## TASK TO COMPLETE
Copy each line that has the string "sisporto" somewhere in it.

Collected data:

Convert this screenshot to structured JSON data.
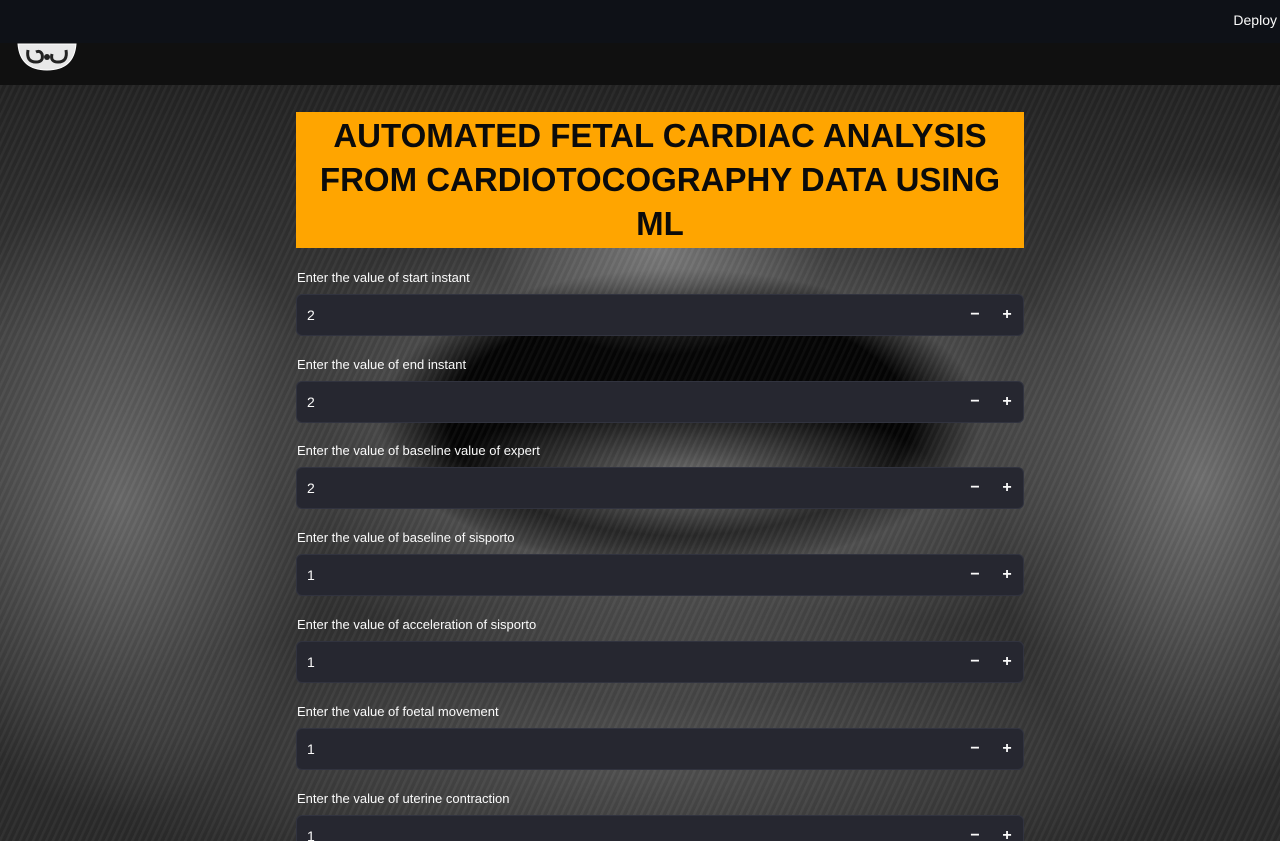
{
  "header": {
    "deploy_label": "Deploy"
  },
  "page": {
    "title": "AUTOMATED FETAL CARDIAC ANALYSIS FROM CARDIOTOCOGRAPHY DATA USING ML"
  },
  "fields": [
    {
      "label": "Enter the value of start instant",
      "value": "2"
    },
    {
      "label": "Enter the value of end instant",
      "value": "2"
    },
    {
      "label": "Enter the value of baseline value of expert",
      "value": "2"
    },
    {
      "label": "Enter the value of baseline of sisporto",
      "value": "1"
    },
    {
      "label": "Enter the value of acceleration of sisporto",
      "value": "1"
    },
    {
      "label": "Enter the value of foetal movement",
      "value": "1"
    },
    {
      "label": "Enter the value of uterine contraction",
      "value": "1"
    }
  ],
  "stepper": {
    "minus": "−",
    "plus": "+"
  },
  "colors": {
    "accent": "#ffa500",
    "header_bg": "#0e1117",
    "input_bg": "#262730"
  }
}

## THE SOLUTION
      "label": "Enter the value of baseline of sisporto",
      "label": "Enter the value of acceleration of sisporto",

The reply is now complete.